══ Records provided
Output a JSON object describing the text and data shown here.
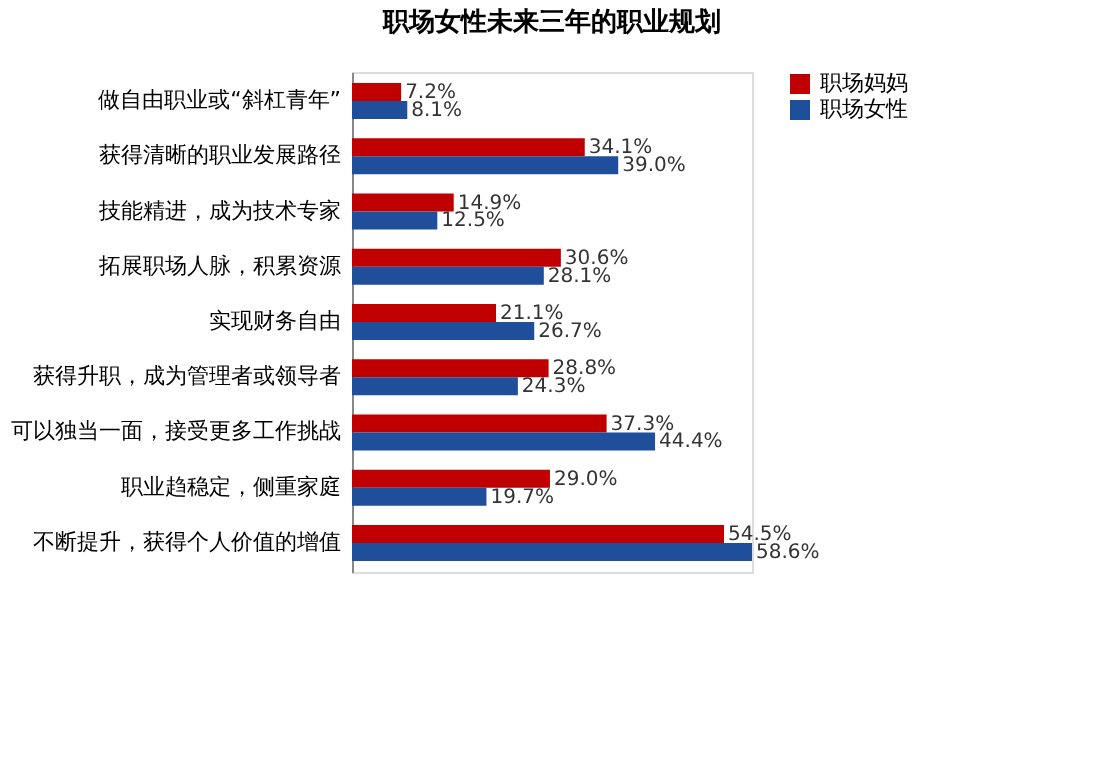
{
  "chart_data": {
    "type": "bar",
    "orientation": "horizontal",
    "title": "职场女性未来三年的职业规划",
    "categories": [
      "做自由职业或“斜杠青年”",
      "获得清晰的职业发展路径",
      "技能精进，成为技术专家",
      "拓展职场人脉，积累资源",
      "实现财务自由",
      "获得升职，成为管理者或领导者",
      "可以独当一面，接受更多工作挑战",
      "职业趋稳定，侧重家庭",
      "不断提升，获得个人价值的增值"
    ],
    "series": [
      {
        "name": "职场妈妈",
        "color": "#c00000",
        "values": [
          7.2,
          34.1,
          14.9,
          30.6,
          21.1,
          28.8,
          37.3,
          29.0,
          54.5
        ],
        "value_labels": [
          "7.2%",
          "34.1%",
          "14.9%",
          "30.6%",
          "21.1%",
          "28.8%",
          "37.3%",
          "29.0%",
          "54.5%"
        ]
      },
      {
        "name": "职场女性",
        "color": "#1f4e9a",
        "values": [
          8.1,
          39.0,
          12.5,
          28.1,
          26.7,
          24.3,
          44.4,
          19.7,
          58.6
        ],
        "value_labels": [
          "8.1%",
          "39.0%",
          "12.5%",
          "28.1%",
          "26.7%",
          "24.3%",
          "44.4%",
          "19.7%",
          "58.6%"
        ]
      }
    ],
    "legend": "right",
    "grid": false
  }
}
════
Short task
Output every entry word for word, but omit the pictures.

The output
Output a JSON object describing the text and data shown here.
{
  "chart_data": {
    "type": "bar",
    "orientation": "horizontal",
    "title": "职场女性未来三年的职业规划",
    "categories": [
      "做自由职业或“斜杠青年”",
      "获得清晰的职业发展路径",
      "技能精进，成为技术专家",
      "拓展职场人脉，积累资源",
      "实现财务自由",
      "获得升职，成为管理者或领导者",
      "可以独当一面，接受更多工作挑战",
      "职业趋稳定，侧重家庭",
      "不断提升，获得个人价值的增值"
    ],
    "series": [
      {
        "name": "职场妈妈",
        "color": "#c00000",
        "values": [
          7.2,
          34.1,
          14.9,
          30.6,
          21.1,
          28.8,
          37.3,
          29.0,
          54.5
        ],
        "value_labels": [
          "7.2%",
          "34.1%",
          "14.9%",
          "30.6%",
          "21.1%",
          "28.8%",
          "37.3%",
          "29.0%",
          "54.5%"
        ]
      },
      {
        "name": "职场女性",
        "color": "#1f4e9a",
        "values": [
          8.1,
          39.0,
          12.5,
          28.1,
          26.7,
          24.3,
          44.4,
          19.7,
          58.6
        ],
        "value_labels": [
          "8.1%",
          "39.0%",
          "12.5%",
          "28.1%",
          "26.7%",
          "24.3%",
          "44.4%",
          "19.7%",
          "58.6%"
        ]
      }
    ],
    "legend": "right",
    "grid": false
  }
}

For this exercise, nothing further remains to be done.